[Stored data entries]

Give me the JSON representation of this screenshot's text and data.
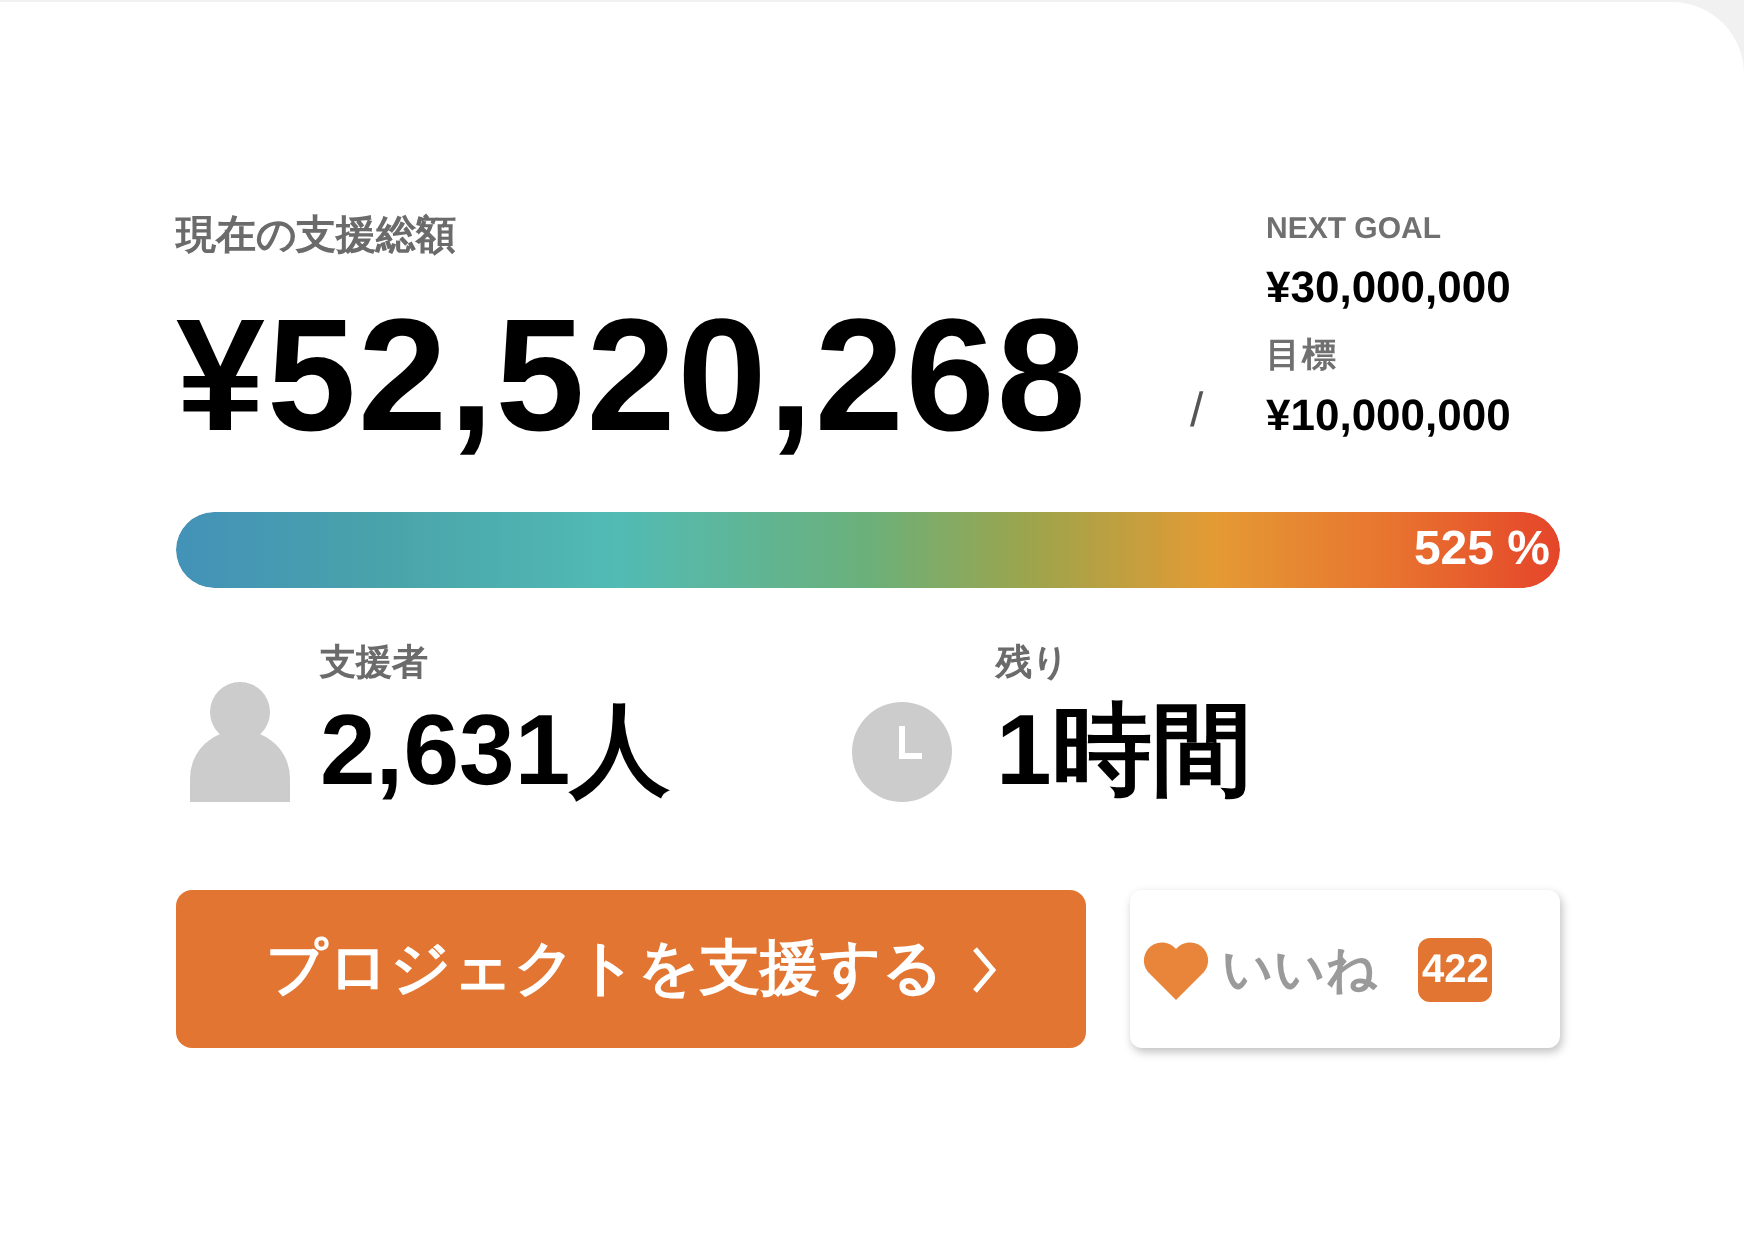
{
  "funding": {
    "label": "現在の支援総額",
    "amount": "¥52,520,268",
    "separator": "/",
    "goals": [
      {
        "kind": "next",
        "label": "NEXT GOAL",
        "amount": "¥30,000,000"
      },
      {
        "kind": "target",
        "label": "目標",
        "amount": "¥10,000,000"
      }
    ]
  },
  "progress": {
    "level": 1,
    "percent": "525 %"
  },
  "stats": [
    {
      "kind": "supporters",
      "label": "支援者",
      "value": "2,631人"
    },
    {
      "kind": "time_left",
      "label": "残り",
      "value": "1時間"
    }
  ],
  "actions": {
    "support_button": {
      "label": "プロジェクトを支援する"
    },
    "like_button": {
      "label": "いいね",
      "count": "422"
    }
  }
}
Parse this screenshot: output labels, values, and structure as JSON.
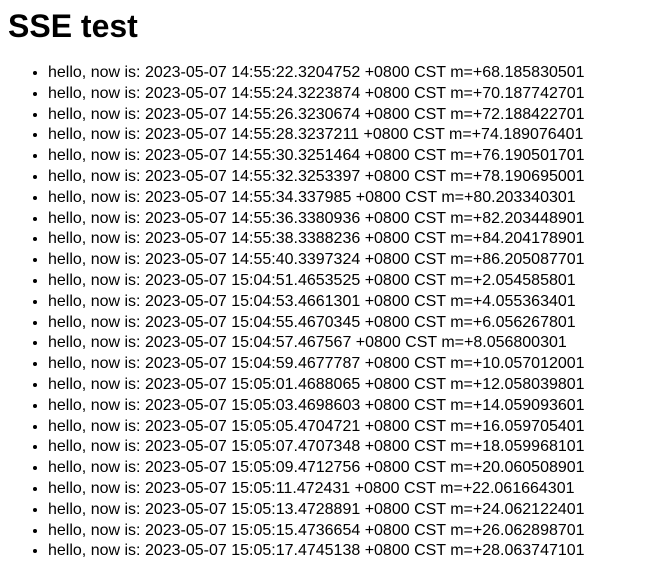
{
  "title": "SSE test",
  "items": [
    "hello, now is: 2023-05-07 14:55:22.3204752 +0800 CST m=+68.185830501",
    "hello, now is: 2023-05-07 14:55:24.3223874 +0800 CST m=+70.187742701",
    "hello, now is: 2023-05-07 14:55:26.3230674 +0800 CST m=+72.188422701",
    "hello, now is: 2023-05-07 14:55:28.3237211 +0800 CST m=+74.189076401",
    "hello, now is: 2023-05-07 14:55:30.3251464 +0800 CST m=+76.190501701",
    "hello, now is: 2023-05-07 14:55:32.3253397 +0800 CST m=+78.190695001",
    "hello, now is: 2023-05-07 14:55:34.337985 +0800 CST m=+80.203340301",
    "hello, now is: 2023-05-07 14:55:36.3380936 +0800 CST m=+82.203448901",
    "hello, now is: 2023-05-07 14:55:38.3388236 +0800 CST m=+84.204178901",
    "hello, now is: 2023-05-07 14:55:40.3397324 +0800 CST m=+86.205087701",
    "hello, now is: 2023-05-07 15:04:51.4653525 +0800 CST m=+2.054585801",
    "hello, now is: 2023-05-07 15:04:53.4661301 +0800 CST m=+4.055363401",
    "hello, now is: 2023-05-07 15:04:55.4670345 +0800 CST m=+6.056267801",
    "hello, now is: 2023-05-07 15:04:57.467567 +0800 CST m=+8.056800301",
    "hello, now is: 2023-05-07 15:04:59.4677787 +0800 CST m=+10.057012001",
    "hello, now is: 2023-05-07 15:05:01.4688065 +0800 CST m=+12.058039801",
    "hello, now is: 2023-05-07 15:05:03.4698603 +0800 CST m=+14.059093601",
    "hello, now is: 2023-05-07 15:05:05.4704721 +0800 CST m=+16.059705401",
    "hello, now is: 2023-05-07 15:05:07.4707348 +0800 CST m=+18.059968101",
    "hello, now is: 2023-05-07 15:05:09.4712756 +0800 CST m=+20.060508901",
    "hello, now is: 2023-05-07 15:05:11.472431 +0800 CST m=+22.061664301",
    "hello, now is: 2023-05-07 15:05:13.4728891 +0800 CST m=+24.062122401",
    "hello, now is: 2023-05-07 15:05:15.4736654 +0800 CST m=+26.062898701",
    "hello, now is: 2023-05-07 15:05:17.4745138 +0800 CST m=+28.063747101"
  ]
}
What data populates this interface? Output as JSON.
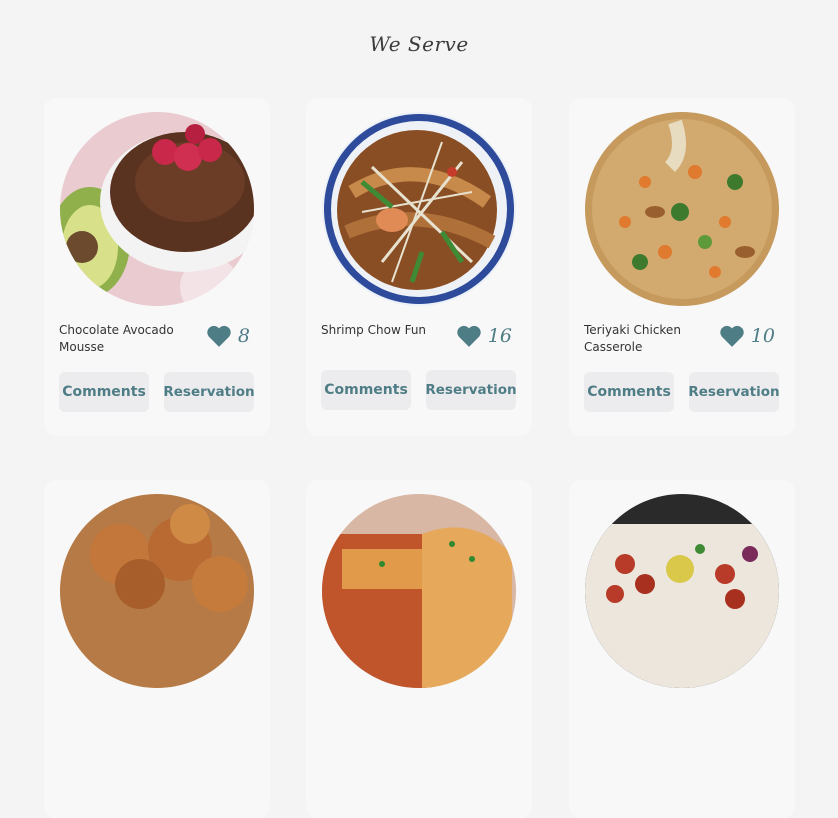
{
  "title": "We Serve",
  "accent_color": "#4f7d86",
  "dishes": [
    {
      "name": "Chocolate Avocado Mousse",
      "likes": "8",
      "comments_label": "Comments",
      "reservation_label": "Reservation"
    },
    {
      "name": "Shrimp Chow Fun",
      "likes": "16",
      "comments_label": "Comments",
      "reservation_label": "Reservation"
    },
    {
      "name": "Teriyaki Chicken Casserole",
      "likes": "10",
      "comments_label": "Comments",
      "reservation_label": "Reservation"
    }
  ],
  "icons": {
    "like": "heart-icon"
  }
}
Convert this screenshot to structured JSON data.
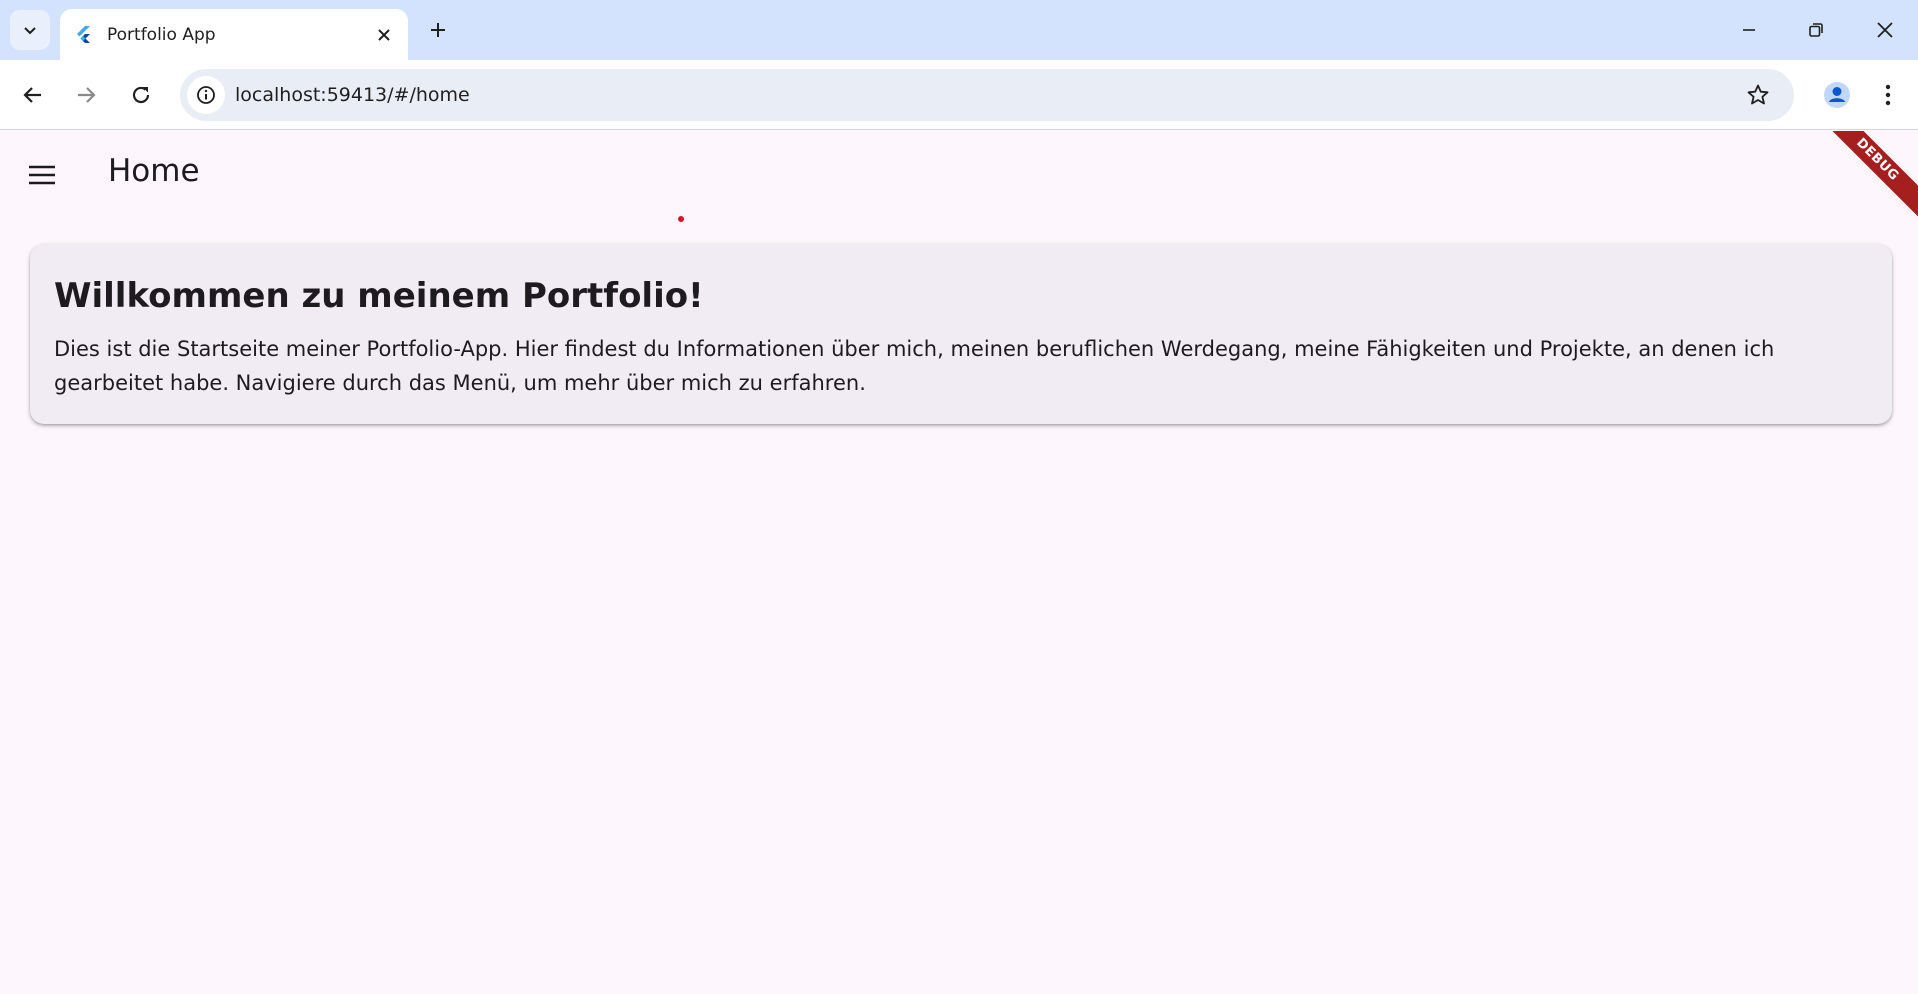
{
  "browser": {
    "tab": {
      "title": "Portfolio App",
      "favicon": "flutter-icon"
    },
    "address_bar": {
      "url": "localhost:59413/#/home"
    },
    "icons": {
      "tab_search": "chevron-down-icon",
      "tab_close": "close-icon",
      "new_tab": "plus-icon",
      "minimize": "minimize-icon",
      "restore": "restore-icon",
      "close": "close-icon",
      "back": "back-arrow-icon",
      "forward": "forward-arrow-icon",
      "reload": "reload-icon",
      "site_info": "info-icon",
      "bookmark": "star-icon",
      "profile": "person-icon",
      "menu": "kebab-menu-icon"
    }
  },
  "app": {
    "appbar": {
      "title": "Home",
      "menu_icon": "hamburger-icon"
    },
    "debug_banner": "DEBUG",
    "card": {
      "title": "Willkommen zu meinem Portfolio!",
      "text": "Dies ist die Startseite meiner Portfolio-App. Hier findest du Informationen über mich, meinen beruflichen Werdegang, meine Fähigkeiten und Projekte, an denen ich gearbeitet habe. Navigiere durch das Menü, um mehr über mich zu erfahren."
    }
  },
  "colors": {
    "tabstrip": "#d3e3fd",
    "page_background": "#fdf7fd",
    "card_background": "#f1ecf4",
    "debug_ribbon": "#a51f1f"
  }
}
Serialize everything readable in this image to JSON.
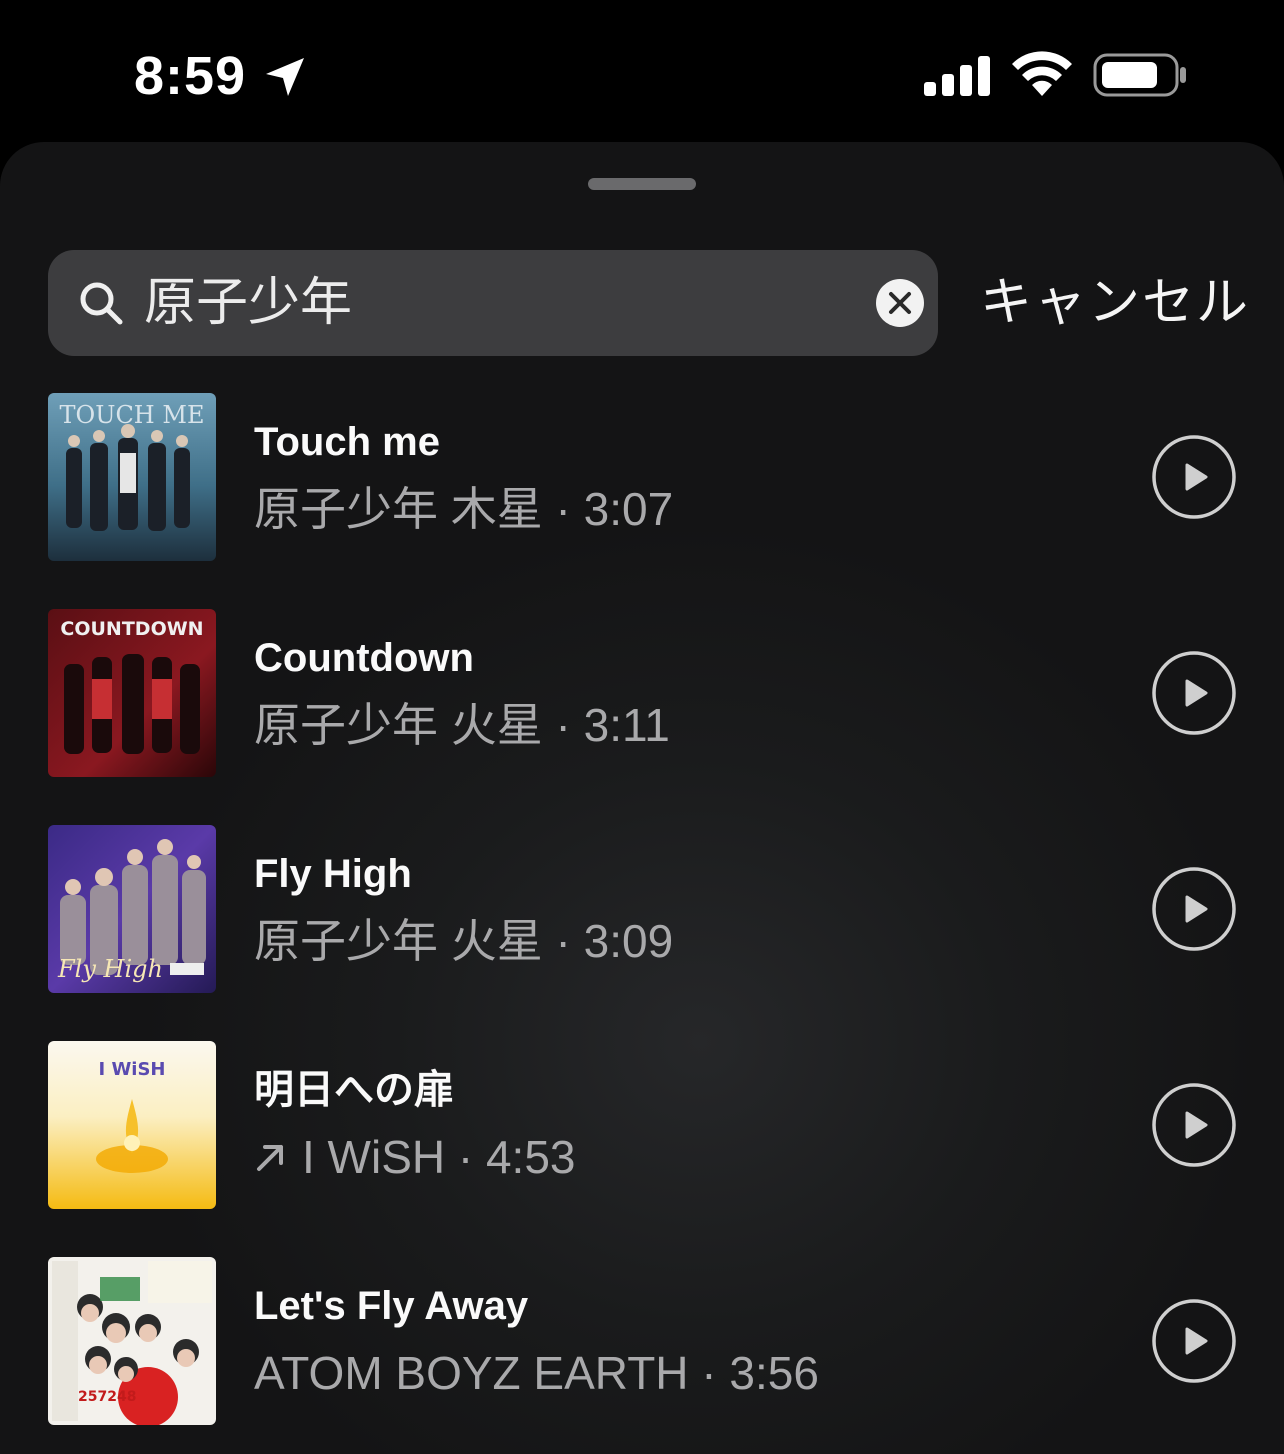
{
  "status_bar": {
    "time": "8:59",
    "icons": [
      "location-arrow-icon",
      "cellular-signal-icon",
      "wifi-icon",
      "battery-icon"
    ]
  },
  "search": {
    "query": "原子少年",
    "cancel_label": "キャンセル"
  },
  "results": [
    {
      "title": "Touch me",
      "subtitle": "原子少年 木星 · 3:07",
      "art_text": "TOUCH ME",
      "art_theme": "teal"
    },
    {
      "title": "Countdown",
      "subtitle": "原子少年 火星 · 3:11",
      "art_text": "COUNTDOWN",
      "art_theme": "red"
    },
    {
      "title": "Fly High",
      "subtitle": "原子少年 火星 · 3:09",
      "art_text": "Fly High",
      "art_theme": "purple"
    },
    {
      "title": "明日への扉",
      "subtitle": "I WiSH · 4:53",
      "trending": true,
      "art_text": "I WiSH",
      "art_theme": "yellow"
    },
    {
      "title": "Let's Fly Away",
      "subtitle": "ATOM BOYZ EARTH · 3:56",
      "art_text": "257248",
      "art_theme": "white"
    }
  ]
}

#### [SHORT PROBLEM]
Filter the records for lines holding the string "amount". Copy each one.

#### [TASK OUTPUT]
    "amount": "¥52,520,268",
        "amount": "¥30,000,000"
        "amount": "¥10,000,000"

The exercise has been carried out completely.